The problem: Copy all the data exactly, except the pictures.

(Data items)
▬▬▬
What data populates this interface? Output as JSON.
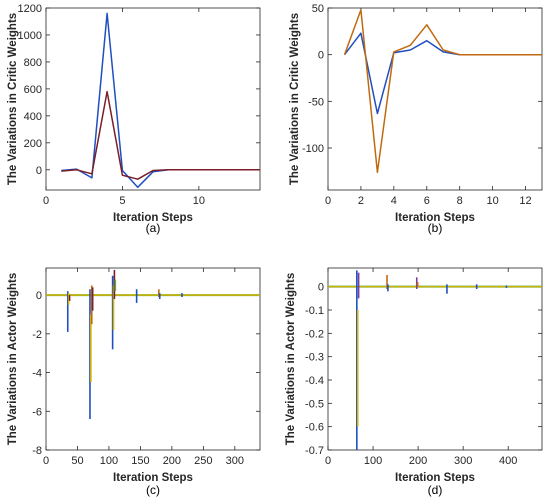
{
  "colors": {
    "blue": "#1f4fc1",
    "red": "#7a1f2a",
    "orange": "#c06a10",
    "gold": "#d9b400",
    "green": "#6aa83a",
    "purple": "#7a3fa0",
    "axis": "#262626"
  },
  "chart_data": [
    {
      "type": "line",
      "caption": "(a)",
      "xlabel": "Iteration Steps",
      "ylabel": "The Variations in Critic Weights",
      "xlim": [
        0,
        14
      ],
      "ylim": [
        -150,
        1200
      ],
      "xticks": [
        0,
        5,
        10
      ],
      "yticks": [
        0,
        200,
        400,
        600,
        800,
        1000,
        1200
      ],
      "x": [
        1,
        2,
        3,
        4,
        5,
        6,
        7,
        8,
        9,
        10,
        11,
        12,
        13,
        14
      ],
      "series": [
        {
          "color": "#1f4fc1",
          "values": [
            -5,
            5,
            -60,
            1160,
            -5,
            -130,
            -15,
            0,
            0,
            0,
            0,
            0,
            0,
            0
          ]
        },
        {
          "color": "#7a1f2a",
          "values": [
            -10,
            0,
            -30,
            580,
            -40,
            -70,
            -5,
            0,
            0,
            0,
            0,
            0,
            0,
            0
          ]
        }
      ]
    },
    {
      "type": "line",
      "caption": "(b)",
      "xlabel": "Iteration Steps",
      "ylabel": "The Variations in Critic Weights",
      "xlim": [
        0,
        13
      ],
      "ylim": [
        -145,
        50
      ],
      "xticks": [
        0,
        2,
        4,
        6,
        8,
        10,
        12
      ],
      "yticks": [
        -100,
        -50,
        0,
        50
      ],
      "x": [
        1,
        2,
        3,
        4,
        5,
        6,
        7,
        8,
        9,
        10,
        11,
        12,
        13
      ],
      "series": [
        {
          "color": "#1f4fc1",
          "values": [
            0,
            23,
            -63,
            2,
            5,
            15,
            3,
            0,
            0,
            0,
            0,
            0,
            0
          ]
        },
        {
          "color": "#c06a10",
          "values": [
            0,
            48,
            -126,
            3,
            10,
            32,
            5,
            0,
            0,
            0,
            0,
            0,
            0
          ]
        }
      ]
    },
    {
      "type": "line",
      "caption": "(c)",
      "xlabel": "Iteration Steps",
      "ylabel": "The Variations in Actor Weights",
      "xlim": [
        0,
        340
      ],
      "ylim": [
        -8,
        1.4
      ],
      "xticks": [
        0,
        50,
        100,
        150,
        200,
        250,
        300
      ],
      "yticks": [
        -8,
        -6,
        -4,
        -2,
        0
      ],
      "spikes": [
        {
          "x": 36,
          "segments": [
            {
              "color": "#1f4fc1",
              "from": -1.9,
              "to": 0.2
            },
            {
              "color": "#d9b400",
              "from": -0.5,
              "to": 0.1
            },
            {
              "color": "#7a1f2a",
              "from": -0.3,
              "to": 0.0
            }
          ]
        },
        {
          "x": 72,
          "segments": [
            {
              "color": "#1f4fc1",
              "from": -6.4,
              "to": 0.3
            },
            {
              "color": "#d9b400",
              "from": -4.5,
              "to": -1.0
            },
            {
              "color": "#c06a10",
              "from": -1.5,
              "to": 0.5
            },
            {
              "color": "#7a1f2a",
              "from": -0.8,
              "to": 0.4
            }
          ]
        },
        {
          "x": 108,
          "segments": [
            {
              "color": "#1f4fc1",
              "from": -2.8,
              "to": 1.0
            },
            {
              "color": "#d9b400",
              "from": -1.8,
              "to": 0.5
            },
            {
              "color": "#7a1f2a",
              "from": -0.2,
              "to": 1.3
            },
            {
              "color": "#6aa83a",
              "from": 0.2,
              "to": 0.8
            }
          ]
        },
        {
          "x": 144,
          "segments": [
            {
              "color": "#1f4fc1",
              "from": -0.4,
              "to": 0.3
            }
          ]
        },
        {
          "x": 180,
          "segments": [
            {
              "color": "#c06a10",
              "from": -0.1,
              "to": 0.3
            },
            {
              "color": "#1f4fc1",
              "from": -0.2,
              "to": 0.1
            }
          ]
        },
        {
          "x": 216,
          "segments": [
            {
              "color": "#1f4fc1",
              "from": -0.1,
              "to": 0.1
            }
          ]
        }
      ]
    },
    {
      "type": "line",
      "caption": "(d)",
      "xlabel": "Iteration Steps",
      "ylabel": "The Variations in Actor Weights",
      "xlim": [
        0,
        475
      ],
      "ylim": [
        -0.7,
        0.08
      ],
      "xticks": [
        0,
        100,
        200,
        300,
        400
      ],
      "yticks": [
        -0.7,
        -0.6,
        -0.5,
        -0.4,
        -0.3,
        -0.2,
        -0.1,
        0
      ],
      "spikes": [
        {
          "x": 66,
          "segments": [
            {
              "color": "#1f4fc1",
              "from": -0.7,
              "to": 0.07
            },
            {
              "color": "#d9b400",
              "from": -0.6,
              "to": -0.1
            },
            {
              "color": "#7a3fa0",
              "from": -0.05,
              "to": 0.06
            }
          ]
        },
        {
          "x": 132,
          "segments": [
            {
              "color": "#c06a10",
              "from": -0.01,
              "to": 0.05
            },
            {
              "color": "#1f4fc1",
              "from": -0.02,
              "to": 0.01
            }
          ]
        },
        {
          "x": 198,
          "segments": [
            {
              "color": "#7a3fa0",
              "from": -0.01,
              "to": 0.04
            },
            {
              "color": "#c06a10",
              "from": 0.0,
              "to": 0.02
            }
          ]
        },
        {
          "x": 264,
          "segments": [
            {
              "color": "#1f4fc1",
              "from": -0.03,
              "to": 0.01
            }
          ]
        },
        {
          "x": 330,
          "segments": [
            {
              "color": "#1f4fc1",
              "from": -0.01,
              "to": 0.01
            }
          ]
        },
        {
          "x": 396,
          "segments": [
            {
              "color": "#1f4fc1",
              "from": -0.005,
              "to": 0.005
            }
          ]
        }
      ]
    }
  ]
}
▬▬▬
Result:
What data populates this interface? Output as JSON.
{
  "colors": {
    "blue": "#1f4fc1",
    "red": "#7a1f2a",
    "orange": "#c06a10",
    "gold": "#d9b400",
    "green": "#6aa83a",
    "purple": "#7a3fa0",
    "axis": "#262626"
  },
  "chart_data": [
    {
      "type": "line",
      "caption": "(a)",
      "xlabel": "Iteration Steps",
      "ylabel": "The Variations in Critic Weights",
      "xlim": [
        0,
        14
      ],
      "ylim": [
        -150,
        1200
      ],
      "xticks": [
        0,
        5,
        10
      ],
      "yticks": [
        0,
        200,
        400,
        600,
        800,
        1000,
        1200
      ],
      "x": [
        1,
        2,
        3,
        4,
        5,
        6,
        7,
        8,
        9,
        10,
        11,
        12,
        13,
        14
      ],
      "series": [
        {
          "color": "#1f4fc1",
          "values": [
            -5,
            5,
            -60,
            1160,
            -5,
            -130,
            -15,
            0,
            0,
            0,
            0,
            0,
            0,
            0
          ]
        },
        {
          "color": "#7a1f2a",
          "values": [
            -10,
            0,
            -30,
            580,
            -40,
            -70,
            -5,
            0,
            0,
            0,
            0,
            0,
            0,
            0
          ]
        }
      ]
    },
    {
      "type": "line",
      "caption": "(b)",
      "xlabel": "Iteration Steps",
      "ylabel": "The Variations in Critic Weights",
      "xlim": [
        0,
        13
      ],
      "ylim": [
        -145,
        50
      ],
      "xticks": [
        0,
        2,
        4,
        6,
        8,
        10,
        12
      ],
      "yticks": [
        -100,
        -50,
        0,
        50
      ],
      "x": [
        1,
        2,
        3,
        4,
        5,
        6,
        7,
        8,
        9,
        10,
        11,
        12,
        13
      ],
      "series": [
        {
          "color": "#1f4fc1",
          "values": [
            0,
            23,
            -63,
            2,
            5,
            15,
            3,
            0,
            0,
            0,
            0,
            0,
            0
          ]
        },
        {
          "color": "#c06a10",
          "values": [
            0,
            48,
            -126,
            3,
            10,
            32,
            5,
            0,
            0,
            0,
            0,
            0,
            0
          ]
        }
      ]
    },
    {
      "type": "line",
      "caption": "(c)",
      "xlabel": "Iteration Steps",
      "ylabel": "The Variations in Actor Weights",
      "xlim": [
        0,
        340
      ],
      "ylim": [
        -8,
        1.4
      ],
      "xticks": [
        0,
        50,
        100,
        150,
        200,
        250,
        300
      ],
      "yticks": [
        -8,
        -6,
        -4,
        -2,
        0
      ],
      "spikes": [
        {
          "x": 36,
          "segments": [
            {
              "color": "#1f4fc1",
              "from": -1.9,
              "to": 0.2
            },
            {
              "color": "#d9b400",
              "from": -0.5,
              "to": 0.1
            },
            {
              "color": "#7a1f2a",
              "from": -0.3,
              "to": 0.0
            }
          ]
        },
        {
          "x": 72,
          "segments": [
            {
              "color": "#1f4fc1",
              "from": -6.4,
              "to": 0.3
            },
            {
              "color": "#d9b400",
              "from": -4.5,
              "to": -1.0
            },
            {
              "color": "#c06a10",
              "from": -1.5,
              "to": 0.5
            },
            {
              "color": "#7a1f2a",
              "from": -0.8,
              "to": 0.4
            }
          ]
        },
        {
          "x": 108,
          "segments": [
            {
              "color": "#1f4fc1",
              "from": -2.8,
              "to": 1.0
            },
            {
              "color": "#d9b400",
              "from": -1.8,
              "to": 0.5
            },
            {
              "color": "#7a1f2a",
              "from": -0.2,
              "to": 1.3
            },
            {
              "color": "#6aa83a",
              "from": 0.2,
              "to": 0.8
            }
          ]
        },
        {
          "x": 144,
          "segments": [
            {
              "color": "#1f4fc1",
              "from": -0.4,
              "to": 0.3
            }
          ]
        },
        {
          "x": 180,
          "segments": [
            {
              "color": "#c06a10",
              "from": -0.1,
              "to": 0.3
            },
            {
              "color": "#1f4fc1",
              "from": -0.2,
              "to": 0.1
            }
          ]
        },
        {
          "x": 216,
          "segments": [
            {
              "color": "#1f4fc1",
              "from": -0.1,
              "to": 0.1
            }
          ]
        }
      ]
    },
    {
      "type": "line",
      "caption": "(d)",
      "xlabel": "Iteration Steps",
      "ylabel": "The Variations in Actor Weights",
      "xlim": [
        0,
        475
      ],
      "ylim": [
        -0.7,
        0.08
      ],
      "xticks": [
        0,
        100,
        200,
        300,
        400
      ],
      "yticks": [
        -0.7,
        -0.6,
        -0.5,
        -0.4,
        -0.3,
        -0.2,
        -0.1,
        0
      ],
      "spikes": [
        {
          "x": 66,
          "segments": [
            {
              "color": "#1f4fc1",
              "from": -0.7,
              "to": 0.07
            },
            {
              "color": "#d9b400",
              "from": -0.6,
              "to": -0.1
            },
            {
              "color": "#7a3fa0",
              "from": -0.05,
              "to": 0.06
            }
          ]
        },
        {
          "x": 132,
          "segments": [
            {
              "color": "#c06a10",
              "from": -0.01,
              "to": 0.05
            },
            {
              "color": "#1f4fc1",
              "from": -0.02,
              "to": 0.01
            }
          ]
        },
        {
          "x": 198,
          "segments": [
            {
              "color": "#7a3fa0",
              "from": -0.01,
              "to": 0.04
            },
            {
              "color": "#c06a10",
              "from": 0.0,
              "to": 0.02
            }
          ]
        },
        {
          "x": 264,
          "segments": [
            {
              "color": "#1f4fc1",
              "from": -0.03,
              "to": 0.01
            }
          ]
        },
        {
          "x": 330,
          "segments": [
            {
              "color": "#1f4fc1",
              "from": -0.01,
              "to": 0.01
            }
          ]
        },
        {
          "x": 396,
          "segments": [
            {
              "color": "#1f4fc1",
              "from": -0.005,
              "to": 0.005
            }
          ]
        }
      ]
    }
  ]
}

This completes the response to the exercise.